[START]

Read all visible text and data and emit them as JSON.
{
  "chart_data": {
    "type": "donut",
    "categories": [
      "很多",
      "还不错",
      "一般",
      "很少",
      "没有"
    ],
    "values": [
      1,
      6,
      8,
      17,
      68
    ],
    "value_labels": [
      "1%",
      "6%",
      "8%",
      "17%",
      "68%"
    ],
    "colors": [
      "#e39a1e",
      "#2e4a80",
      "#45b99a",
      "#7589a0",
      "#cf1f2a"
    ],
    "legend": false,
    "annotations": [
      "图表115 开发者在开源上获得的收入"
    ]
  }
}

[END]

**GOAL**
Copy each record from above exactly, and include every line.

**EXERCISE SOLUTION**
Read all visible text and data and emit them as JSON.
{
  "chart_data": {
    "type": "donut",
    "categories": [
      "很多",
      "还不错",
      "一般",
      "很少",
      "没有"
    ],
    "values": [
      1,
      6,
      8,
      17,
      68
    ],
    "value_labels": [
      "1%",
      "6%",
      "8%",
      "17%",
      "68%"
    ],
    "colors": [
      "#e39a1e",
      "#2e4a80",
      "#45b99a",
      "#7589a0",
      "#cf1f2a"
    ],
    "legend": false,
    "annotations": [
      "图表115 开发者在开源上获得的收入"
    ]
  }
}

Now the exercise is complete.